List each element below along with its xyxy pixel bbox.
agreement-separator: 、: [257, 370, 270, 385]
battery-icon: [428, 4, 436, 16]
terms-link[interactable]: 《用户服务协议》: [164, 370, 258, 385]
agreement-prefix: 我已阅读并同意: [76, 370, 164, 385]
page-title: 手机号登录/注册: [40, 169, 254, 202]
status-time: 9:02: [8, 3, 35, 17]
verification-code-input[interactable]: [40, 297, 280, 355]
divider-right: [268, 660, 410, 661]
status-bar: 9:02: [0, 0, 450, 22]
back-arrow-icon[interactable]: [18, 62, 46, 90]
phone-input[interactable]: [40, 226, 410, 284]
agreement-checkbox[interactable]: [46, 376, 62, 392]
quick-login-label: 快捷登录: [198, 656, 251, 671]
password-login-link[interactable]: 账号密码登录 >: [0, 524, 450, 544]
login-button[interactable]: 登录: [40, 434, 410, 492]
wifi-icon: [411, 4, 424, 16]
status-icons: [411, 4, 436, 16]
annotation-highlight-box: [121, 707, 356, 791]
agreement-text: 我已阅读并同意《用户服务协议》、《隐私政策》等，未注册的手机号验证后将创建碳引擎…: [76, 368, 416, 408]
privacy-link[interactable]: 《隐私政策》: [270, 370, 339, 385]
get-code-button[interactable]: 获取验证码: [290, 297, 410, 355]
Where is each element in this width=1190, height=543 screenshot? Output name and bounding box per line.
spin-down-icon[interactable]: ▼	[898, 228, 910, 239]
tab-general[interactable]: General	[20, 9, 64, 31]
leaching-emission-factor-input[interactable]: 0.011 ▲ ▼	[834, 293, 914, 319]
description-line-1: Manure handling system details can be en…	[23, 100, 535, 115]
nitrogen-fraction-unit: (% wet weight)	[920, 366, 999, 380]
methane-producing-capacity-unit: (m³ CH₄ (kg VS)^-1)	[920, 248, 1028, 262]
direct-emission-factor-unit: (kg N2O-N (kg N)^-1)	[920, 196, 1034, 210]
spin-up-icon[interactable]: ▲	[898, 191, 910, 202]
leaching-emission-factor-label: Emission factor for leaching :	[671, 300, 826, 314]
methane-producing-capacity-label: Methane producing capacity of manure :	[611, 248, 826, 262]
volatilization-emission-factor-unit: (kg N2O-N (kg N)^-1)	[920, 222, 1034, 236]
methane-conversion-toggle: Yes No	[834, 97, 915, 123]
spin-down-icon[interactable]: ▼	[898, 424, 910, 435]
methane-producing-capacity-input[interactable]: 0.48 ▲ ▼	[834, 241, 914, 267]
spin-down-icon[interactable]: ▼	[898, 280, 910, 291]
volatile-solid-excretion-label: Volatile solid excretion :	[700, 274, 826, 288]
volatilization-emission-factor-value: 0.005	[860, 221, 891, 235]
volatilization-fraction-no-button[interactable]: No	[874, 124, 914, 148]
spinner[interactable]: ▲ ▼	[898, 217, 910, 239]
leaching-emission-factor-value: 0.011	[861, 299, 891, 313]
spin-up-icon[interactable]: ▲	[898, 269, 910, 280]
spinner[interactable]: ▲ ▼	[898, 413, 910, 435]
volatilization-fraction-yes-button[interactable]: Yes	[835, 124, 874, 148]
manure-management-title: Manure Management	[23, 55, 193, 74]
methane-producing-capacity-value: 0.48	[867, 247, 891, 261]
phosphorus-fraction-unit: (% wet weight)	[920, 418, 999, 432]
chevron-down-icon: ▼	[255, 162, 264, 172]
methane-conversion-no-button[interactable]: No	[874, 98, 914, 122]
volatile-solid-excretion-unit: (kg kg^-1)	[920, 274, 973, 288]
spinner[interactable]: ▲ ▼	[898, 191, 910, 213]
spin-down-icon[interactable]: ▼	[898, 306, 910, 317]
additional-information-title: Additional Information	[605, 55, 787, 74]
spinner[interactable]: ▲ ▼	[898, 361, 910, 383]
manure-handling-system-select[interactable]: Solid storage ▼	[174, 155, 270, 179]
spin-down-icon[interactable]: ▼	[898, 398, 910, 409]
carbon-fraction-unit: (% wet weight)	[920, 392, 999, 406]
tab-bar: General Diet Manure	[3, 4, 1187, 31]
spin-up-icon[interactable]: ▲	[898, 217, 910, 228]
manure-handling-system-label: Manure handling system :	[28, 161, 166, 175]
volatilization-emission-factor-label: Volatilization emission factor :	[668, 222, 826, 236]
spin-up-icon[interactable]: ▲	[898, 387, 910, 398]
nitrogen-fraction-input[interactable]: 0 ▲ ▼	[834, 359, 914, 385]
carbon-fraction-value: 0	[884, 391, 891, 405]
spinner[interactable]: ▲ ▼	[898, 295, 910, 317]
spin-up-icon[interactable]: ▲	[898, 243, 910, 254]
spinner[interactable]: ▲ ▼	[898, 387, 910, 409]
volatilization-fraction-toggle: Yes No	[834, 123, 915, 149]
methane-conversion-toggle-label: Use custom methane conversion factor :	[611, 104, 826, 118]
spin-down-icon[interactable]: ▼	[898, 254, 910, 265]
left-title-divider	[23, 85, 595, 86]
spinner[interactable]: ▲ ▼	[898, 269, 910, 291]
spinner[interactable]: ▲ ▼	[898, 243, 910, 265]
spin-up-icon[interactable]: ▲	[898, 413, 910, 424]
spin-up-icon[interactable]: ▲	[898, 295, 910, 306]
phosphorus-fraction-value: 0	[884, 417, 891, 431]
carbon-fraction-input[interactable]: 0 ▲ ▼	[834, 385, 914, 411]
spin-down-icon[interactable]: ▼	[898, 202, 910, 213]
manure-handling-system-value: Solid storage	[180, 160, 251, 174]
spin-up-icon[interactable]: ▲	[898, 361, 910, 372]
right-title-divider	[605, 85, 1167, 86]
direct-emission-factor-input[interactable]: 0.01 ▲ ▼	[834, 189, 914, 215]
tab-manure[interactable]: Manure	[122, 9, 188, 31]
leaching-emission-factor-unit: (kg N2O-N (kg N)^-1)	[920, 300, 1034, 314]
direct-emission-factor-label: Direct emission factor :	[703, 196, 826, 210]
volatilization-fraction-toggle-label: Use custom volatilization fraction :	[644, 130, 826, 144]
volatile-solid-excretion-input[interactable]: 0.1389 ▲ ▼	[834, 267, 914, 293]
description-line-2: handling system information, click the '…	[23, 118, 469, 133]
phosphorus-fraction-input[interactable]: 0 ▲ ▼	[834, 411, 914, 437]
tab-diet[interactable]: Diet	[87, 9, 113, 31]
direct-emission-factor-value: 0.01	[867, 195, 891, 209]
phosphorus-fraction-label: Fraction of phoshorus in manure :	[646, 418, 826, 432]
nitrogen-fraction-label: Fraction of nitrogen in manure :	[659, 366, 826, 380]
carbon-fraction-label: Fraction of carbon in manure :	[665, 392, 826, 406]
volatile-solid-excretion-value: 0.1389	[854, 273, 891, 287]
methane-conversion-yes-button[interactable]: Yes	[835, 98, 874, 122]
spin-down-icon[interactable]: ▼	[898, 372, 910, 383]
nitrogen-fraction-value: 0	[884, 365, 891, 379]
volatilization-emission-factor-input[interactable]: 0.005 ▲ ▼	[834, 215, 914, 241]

────────────────────────────────────────

To do. Can you retype all of the items above line for line, without changing a single character?

Solution.
List each element below along with its xyxy pixel bbox.
agreement-separator: 、: [257, 370, 270, 385]
battery-icon: [428, 4, 436, 16]
terms-link[interactable]: 《用户服务协议》: [164, 370, 258, 385]
agreement-prefix: 我已阅读并同意: [76, 370, 164, 385]
page-title: 手机号登录/注册: [40, 169, 254, 202]
status-time: 9:02: [8, 3, 35, 17]
verification-code-input[interactable]: [40, 297, 280, 355]
divider-right: [268, 660, 410, 661]
status-bar: 9:02: [0, 0, 450, 22]
back-arrow-icon[interactable]: [18, 62, 46, 90]
phone-input[interactable]: [40, 226, 410, 284]
agreement-checkbox[interactable]: [46, 376, 62, 392]
quick-login-label: 快捷登录: [198, 656, 251, 671]
password-login-link[interactable]: 账号密码登录 >: [0, 524, 450, 544]
login-button[interactable]: 登录: [40, 434, 410, 492]
wifi-icon: [411, 4, 424, 16]
status-icons: [411, 4, 436, 16]
annotation-highlight-box: [121, 707, 356, 791]
agreement-text: 我已阅读并同意《用户服务协议》、《隐私政策》等，未注册的手机号验证后将创建碳引擎…: [76, 368, 416, 408]
privacy-link[interactable]: 《隐私政策》: [270, 370, 339, 385]
get-code-button[interactable]: 获取验证码: [290, 297, 410, 355]
Where is each element in this width=1190, height=543 screenshot? Output name and bounding box per line.
spin-down-icon[interactable]: ▼	[898, 228, 910, 239]
tab-general[interactable]: General	[20, 9, 64, 31]
leaching-emission-factor-input[interactable]: 0.011 ▲ ▼	[834, 293, 914, 319]
description-line-1: Manure handling system details can be en…	[23, 100, 535, 115]
nitrogen-fraction-unit: (% wet weight)	[920, 366, 999, 380]
methane-producing-capacity-unit: (m³ CH₄ (kg VS)^-1)	[920, 248, 1028, 262]
direct-emission-factor-unit: (kg N2O-N (kg N)^-1)	[920, 196, 1034, 210]
spin-up-icon[interactable]: ▲	[898, 191, 910, 202]
leaching-emission-factor-label: Emission factor for leaching :	[671, 300, 826, 314]
methane-producing-capacity-label: Methane producing capacity of manure :	[611, 248, 826, 262]
volatilization-emission-factor-unit: (kg N2O-N (kg N)^-1)	[920, 222, 1034, 236]
methane-conversion-toggle: Yes No	[834, 97, 915, 123]
spin-down-icon[interactable]: ▼	[898, 424, 910, 435]
methane-producing-capacity-input[interactable]: 0.48 ▲ ▼	[834, 241, 914, 267]
spin-down-icon[interactable]: ▼	[898, 280, 910, 291]
volatile-solid-excretion-label: Volatile solid excretion :	[700, 274, 826, 288]
volatilization-emission-factor-value: 0.005	[860, 221, 891, 235]
volatilization-fraction-no-button[interactable]: No	[874, 124, 914, 148]
spinner[interactable]: ▲ ▼	[898, 217, 910, 239]
leaching-emission-factor-value: 0.011	[861, 299, 891, 313]
spin-up-icon[interactable]: ▲	[898, 269, 910, 280]
spinner[interactable]: ▲ ▼	[898, 413, 910, 435]
volatilization-fraction-yes-button[interactable]: Yes	[835, 124, 874, 148]
manure-management-title: Manure Management	[23, 55, 193, 74]
methane-producing-capacity-value: 0.48	[867, 247, 891, 261]
phosphorus-fraction-unit: (% wet weight)	[920, 418, 999, 432]
chevron-down-icon: ▼	[255, 162, 264, 172]
methane-conversion-no-button[interactable]: No	[874, 98, 914, 122]
volatile-solid-excretion-unit: (kg kg^-1)	[920, 274, 973, 288]
spinner[interactable]: ▲ ▼	[898, 191, 910, 213]
spin-down-icon[interactable]: ▼	[898, 306, 910, 317]
additional-information-title: Additional Information	[605, 55, 787, 74]
spinner[interactable]: ▲ ▼	[898, 361, 910, 383]
manure-handling-system-select[interactable]: Solid storage ▼	[174, 155, 270, 179]
spin-down-icon[interactable]: ▼	[898, 398, 910, 409]
carbon-fraction-unit: (% wet weight)	[920, 392, 999, 406]
tab-bar: General Diet Manure	[3, 4, 1187, 31]
spin-up-icon[interactable]: ▲	[898, 217, 910, 228]
manure-handling-system-label: Manure handling system :	[28, 161, 166, 175]
volatilization-emission-factor-label: Volatilization emission factor :	[668, 222, 826, 236]
spin-up-icon[interactable]: ▲	[898, 387, 910, 398]
nitrogen-fraction-input[interactable]: 0 ▲ ▼	[834, 359, 914, 385]
carbon-fraction-value: 0	[884, 391, 891, 405]
spinner[interactable]: ▲ ▼	[898, 295, 910, 317]
spin-up-icon[interactable]: ▲	[898, 243, 910, 254]
spinner[interactable]: ▲ ▼	[898, 387, 910, 409]
volatilization-fraction-toggle: Yes No	[834, 123, 915, 149]
methane-conversion-toggle-label: Use custom methane conversion factor :	[611, 104, 826, 118]
spin-down-icon[interactable]: ▼	[898, 254, 910, 265]
left-title-divider	[23, 85, 595, 86]
spinner[interactable]: ▲ ▼	[898, 269, 910, 291]
spinner[interactable]: ▲ ▼	[898, 243, 910, 265]
spin-up-icon[interactable]: ▲	[898, 413, 910, 424]
spin-up-icon[interactable]: ▲	[898, 295, 910, 306]
phosphorus-fraction-value: 0	[884, 417, 891, 431]
carbon-fraction-input[interactable]: 0 ▲ ▼	[834, 385, 914, 411]
spin-down-icon[interactable]: ▼	[898, 202, 910, 213]
manure-handling-system-value: Solid storage	[180, 160, 251, 174]
spin-up-icon[interactable]: ▲	[898, 361, 910, 372]
right-title-divider	[605, 85, 1167, 86]
direct-emission-factor-input[interactable]: 0.01 ▲ ▼	[834, 189, 914, 215]
tab-manure[interactable]: Manure	[122, 9, 188, 31]
leaching-emission-factor-unit: (kg N2O-N (kg N)^-1)	[920, 300, 1034, 314]
direct-emission-factor-label: Direct emission factor :	[703, 196, 826, 210]
volatilization-fraction-toggle-label: Use custom volatilization fraction :	[644, 130, 826, 144]
volatile-solid-excretion-input[interactable]: 0.1389 ▲ ▼	[834, 267, 914, 293]
description-line-2: handling system information, click the '…	[23, 118, 469, 133]
phosphorus-fraction-input[interactable]: 0 ▲ ▼	[834, 411, 914, 437]
tab-diet[interactable]: Diet	[87, 9, 113, 31]
direct-emission-factor-value: 0.01	[867, 195, 891, 209]
phosphorus-fraction-label: Fraction of phoshorus in manure :	[646, 418, 826, 432]
nitrogen-fraction-label: Fraction of nitrogen in manure :	[659, 366, 826, 380]
carbon-fraction-label: Fraction of carbon in manure :	[665, 392, 826, 406]
volatile-solid-excretion-value: 0.1389	[854, 273, 891, 287]
methane-conversion-yes-button[interactable]: Yes	[835, 98, 874, 122]
spin-down-icon[interactable]: ▼	[898, 372, 910, 383]
nitrogen-fraction-value: 0	[884, 365, 891, 379]
volatilization-emission-factor-input[interactable]: 0.005 ▲ ▼	[834, 215, 914, 241]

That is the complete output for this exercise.